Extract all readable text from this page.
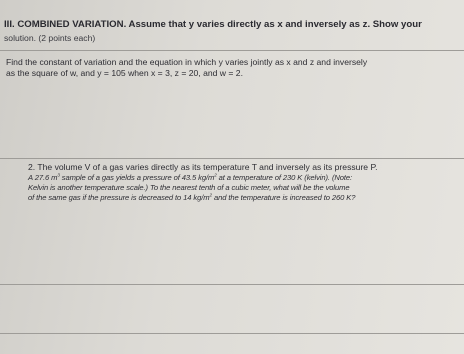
III. COMBINED VARIATION. Assume that y varies directly as x and inversely as z. Show your
solution. (2 points each)
Find the constant of variation and the equation in which y varies jointly as x and z and inversely
as the square of w, and y = 105 when x = 3, z = 20, and w = 2.
2. The volume V of a gas varies directly as its temperature T and inversely as its pressure P.
A 27.6 $m^3$ sample of a gas yields a pressure of 43.5 $kg/m^2$ at a temperature of 230 K (kelvin). (Note:
Kelvin is another temperature scale.) To the nearest tenth of a cubic meter, what will be the volume
of the same gas if the pressure is decreased to 14 $kg/m^2$ and the temperature is increased to 260 K?
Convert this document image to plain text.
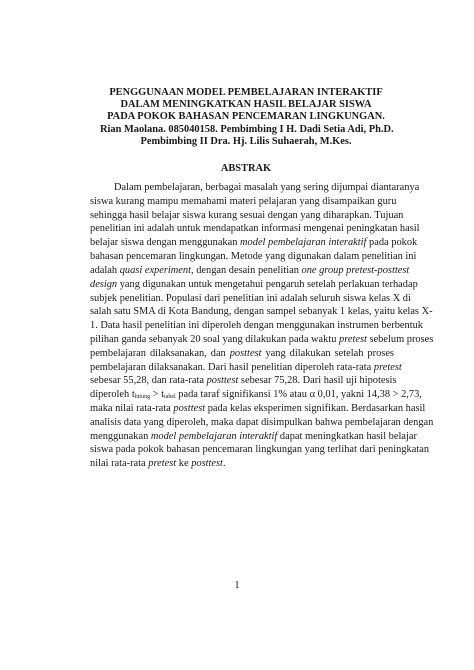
PENGGUNAAN MODEL PEMBELAJARAN INTERAKTIF
DALAM MENINGKATKAN HASIL BELAJAR SISWA
PADA POKOK BAHASAN PENCEMARAN LINGKUNGAN.
Rian Maolana. 085040158. Pembimbing I H. Dadi Setia Adi, Ph.D.
Pembimbing II Dra. Hj. Lilis Suhaerah, M.Kes.
ABSTRAK
Dalam pembelajaran, berbagai masalah yang sering dijumpai diantaranya
siswa kurang mampu memahami materi pelajaran yang disampaikan guru
sehingga hasil belajar siswa kurang sesuai dengan yang diharapkan. Tujuan
penelitian ini adalah untuk mendapatkan informasi mengenai peningkatan hasil
belajar siswa dengan menggunakan model pembelajaran interaktif pada pokok
bahasan pencemaran lingkungan. Metode yang digunakan dalam penelitian ini
adalah quasi experiment, dengan desain penelitian one group pretest-posttest
design yang digunakan untuk mengetahui pengaruh setelah perlakuan terhadap
subjek penelitian. Populasi dari penelitian ini adalah seluruh siswa kelas X di
salah satu SMA di Kota Bandung, dengan sampel sebanyak 1 kelas, yaitu kelas X-
1. Data hasil penelitian ini diperoleh dengan menggunakan instrumen berbentuk
pilihan ganda sebanyak 20 soal yang dilakukan pada waktu pretest sebelum proses
pembelajaran dilaksanakan, dan posttest yang dilakukan setelah proses
pembelajaran dilaksanakan. Dari hasil penelitian diperoleh rata-rata pretest
sebesar 55,28, dan rata-rata posttest sebesar 75,28. Dari hasil uji hipotesis
diperoleh $t_{hitung} > t_{tabel}$ pada taraf signifikansi 1% atau α 0,01, yakni 14,38 > 2,73,
maka nilai rata-rata posttest pada kelas eksperimen signifikan. Berdasarkan hasil
analisis data yang diperoleh, maka dapat disimpulkan bahwa pembelajaran dengan
menggunakan model pembelajaran interaktif dapat meningkatkan hasil belajar
siswa pada pokok bahasan pencemaran lingkungan yang terlihat dari peningkatan
nilai rata-rata pretest ke posttest.
1
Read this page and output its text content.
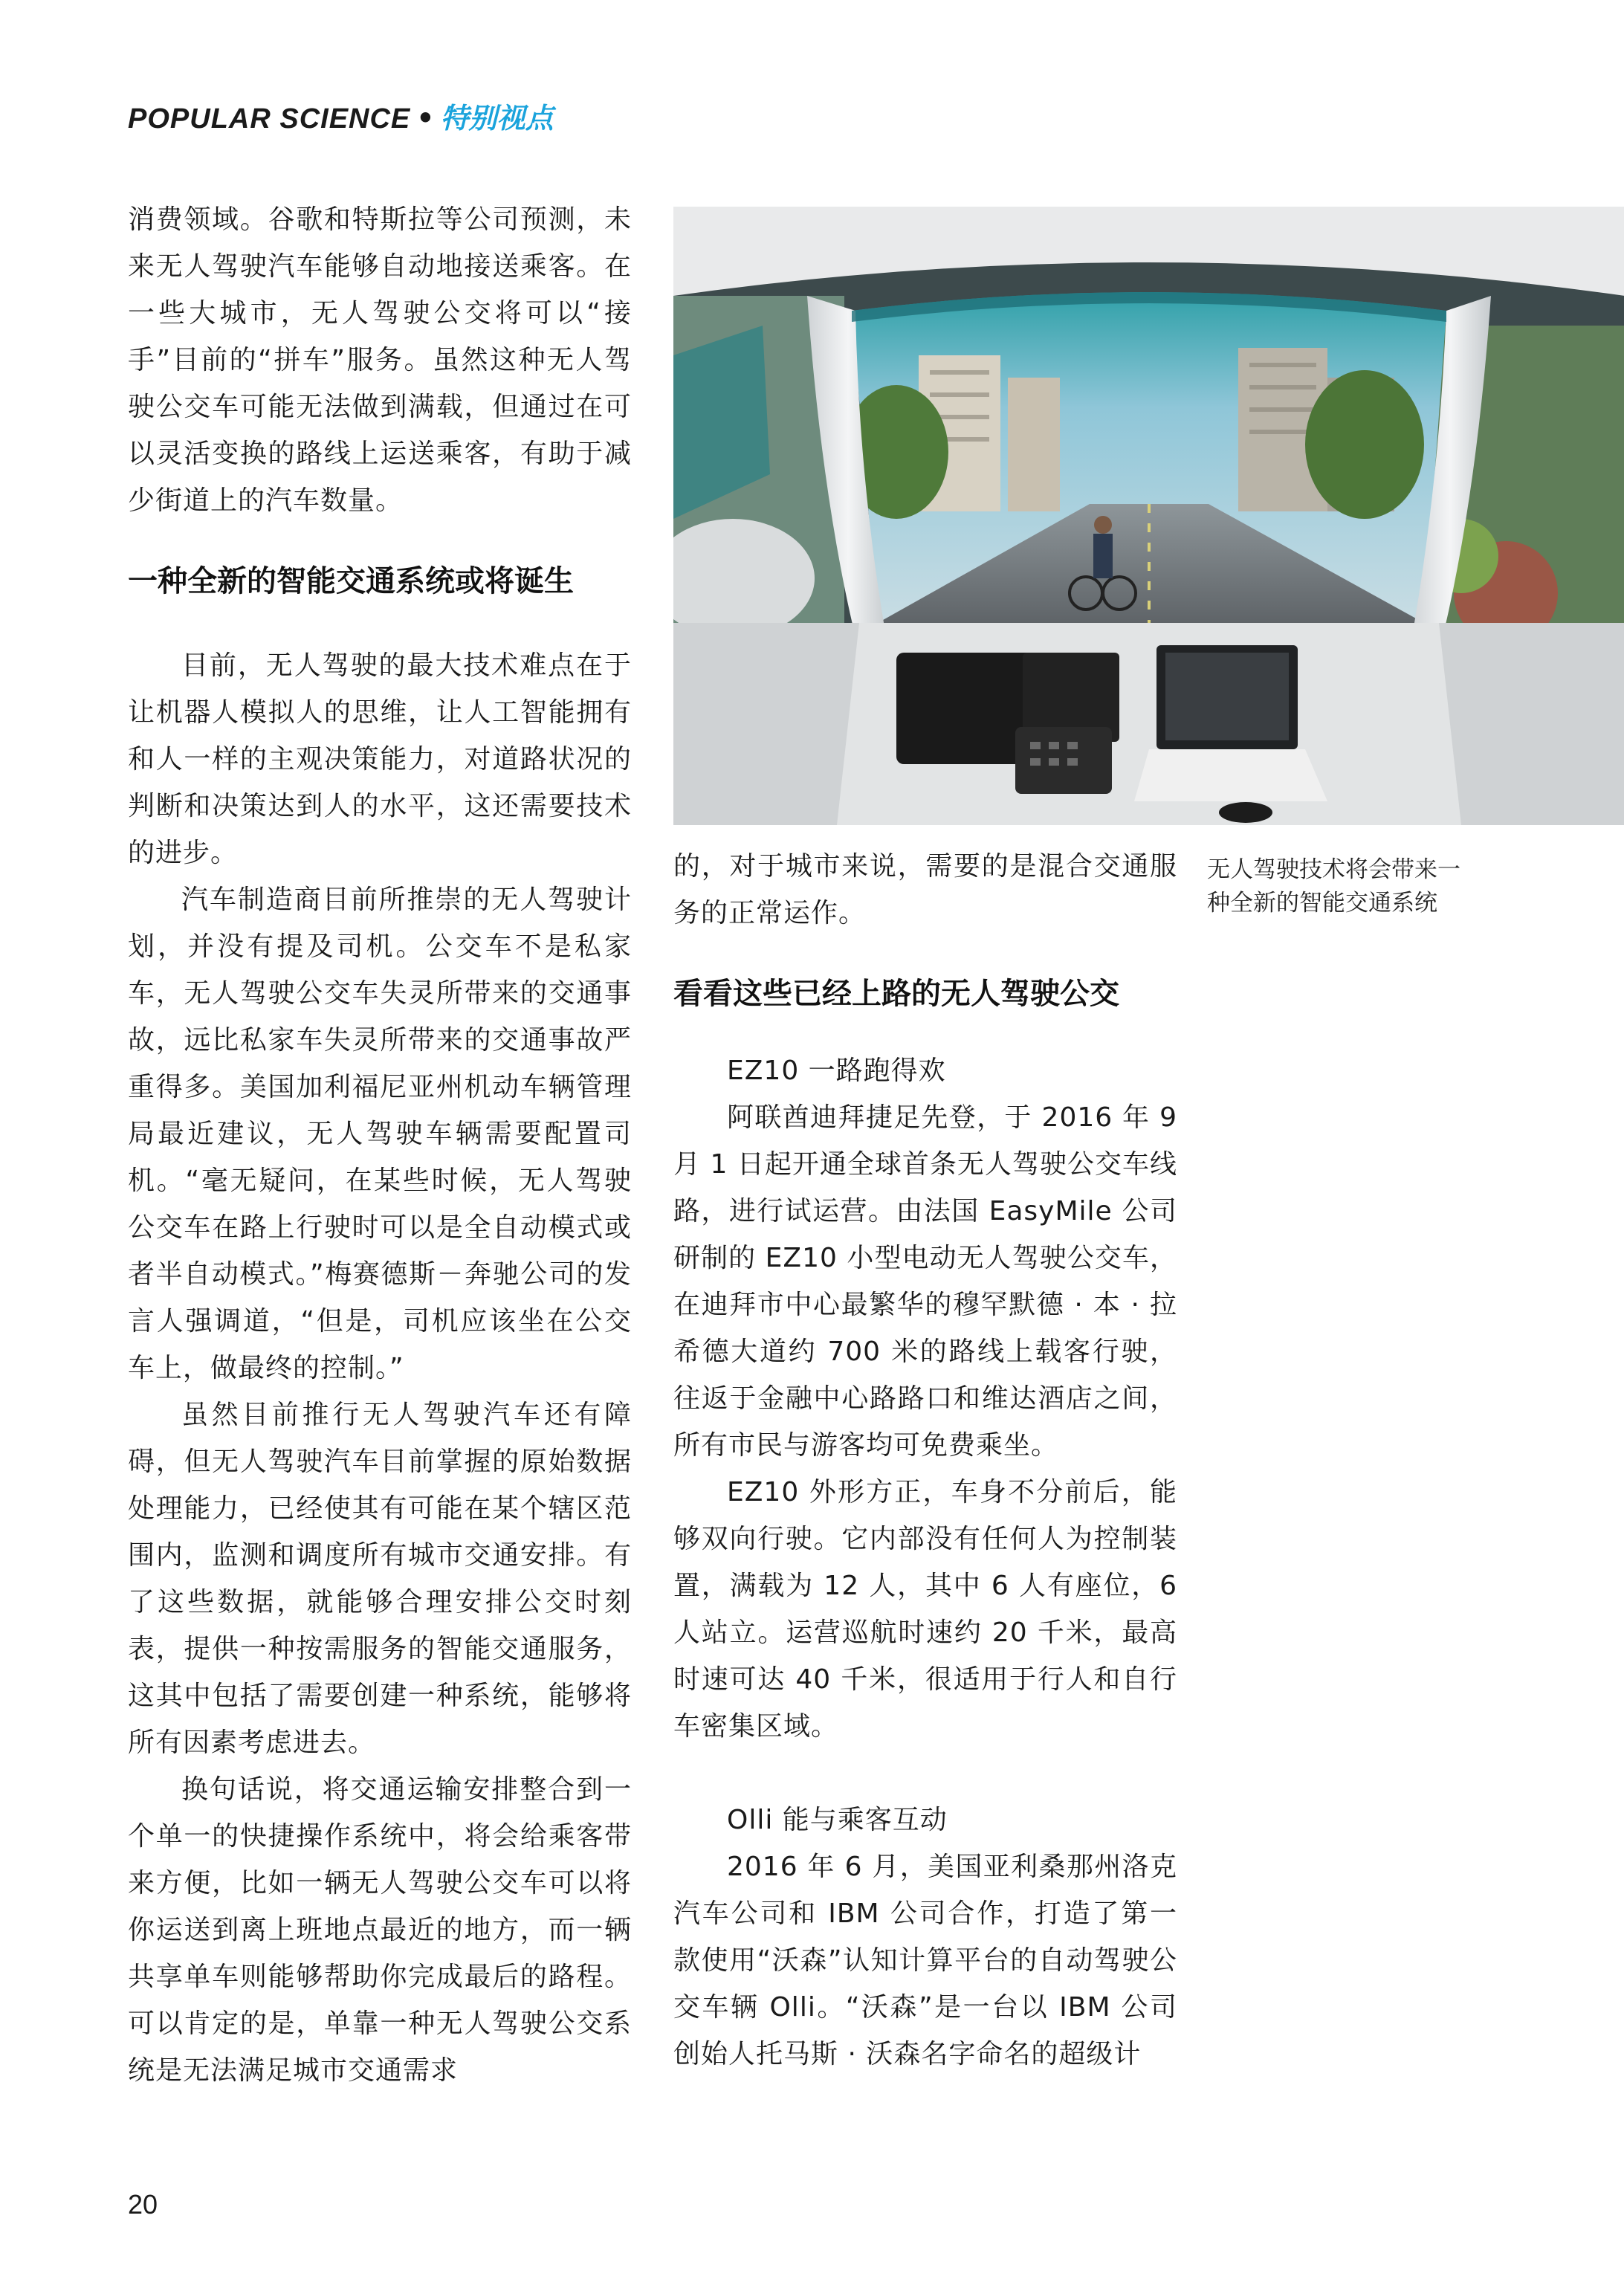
POPULAR SCIENCE • 特别视点

消费领域。谷歌和特斯拉等公司预测，未来无人驾驶汽车能够自动地接送乘客。在一些大城市，无人驾驶公交将可以“接手”目前的“拼车”服务。虽然这种无人驾驶公交车可能无法做到满载，但通过在可以灵活变换的路线上运送乘客，有助于减少街道上的汽车数量。

一种全新的智能交通系统或将诞生

目前，无人驾驶的最大技术难点在于让机器人模拟人的思维，让人工智能拥有和人一样的主观决策能力，对道路状况的判断和决策达到人的水平，这还需要技术的进步。

汽车制造商目前所推崇的无人驾驶计划，并没有提及司机。公交车不是私家车，无人驾驶公交车失灵所带来的交通事故，远比私家车失灵所带来的交通事故严重得多。美国加利福尼亚州机动车辆管理局最近建议，无人驾驶车辆需要配置司机。“毫无疑问，在某些时候，无人驾驶公交车在路上行驶时可以是全自动模式或者半自动模式。”梅赛德斯－奔驰公司的发言人强调道，“但是，司机应该坐在公交车上，做最终的控制。”

虽然目前推行无人驾驶汽车还有障碍，但无人驾驶汽车目前掌握的原始数据处理能力，已经使其有可能在某个辖区范围内，监测和调度所有城市交通安排。有了这些数据，就能够合理安排公交时刻表，提供一种按需服务的智能交通服务，这其中包括了需要创建一种系统，能够将所有因素考虑进去。

换句话说，将交通运输安排整合到一个单一的快捷操作系统中，将会给乘客带来方便，比如一辆无人驾驶公交车可以将你运送到离上班地点最近的地方，而一辆共享单车则能够帮助你完成最后的路程。可以肯定的是，单靠一种无人驾驶公交系统是无法满足城市交通需求

的，对于城市来说，需要的是混合交通服务的正常运作。

看看这些已经上路的无人驾驶公交

EZ10 一路跑得欢

阿联酋迪拜捷足先登，于 2016 年 9 月 1 日起开通全球首条无人驾驶公交车线路，进行试运营。由法国 EasyMile 公司研制的 EZ10 小型电动无人驾驶公交车，在迪拜市中心最繁华的穆罕默德 · 本 · 拉希德大道约 700 米的路线上载客行驶，往返于金融中心路路口和维达酒店之间，所有市民与游客均可免费乘坐。

EZ10 外形方正，车身不分前后，能够双向行驶。它内部没有任何人为控制装置，满载为 12 人，其中 6 人有座位，6 人站立。运营巡航时速约 20 千米，最高时速可达 40 千米，很适用于行人和自行车密集区域。

Olli 能与乘客互动

2016 年 6 月，美国亚利桑那州洛克汽车公司和 IBM 公司合作，打造了第一款使用“沃森”认知计算平台的自动驾驶公交车辆 Olli。“沃森”是一台以 IBM 公司创始人托马斯 · 沃森名字命名的超级计

无人驾驶技术将会带来一
种全新的智能交通系统
20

DIRECTIONS
Locate all lines in the listing above with the word "page". Copy them.

SOLVED PROBLEM
Extract all readable text from this page.
Read this page and output its text content.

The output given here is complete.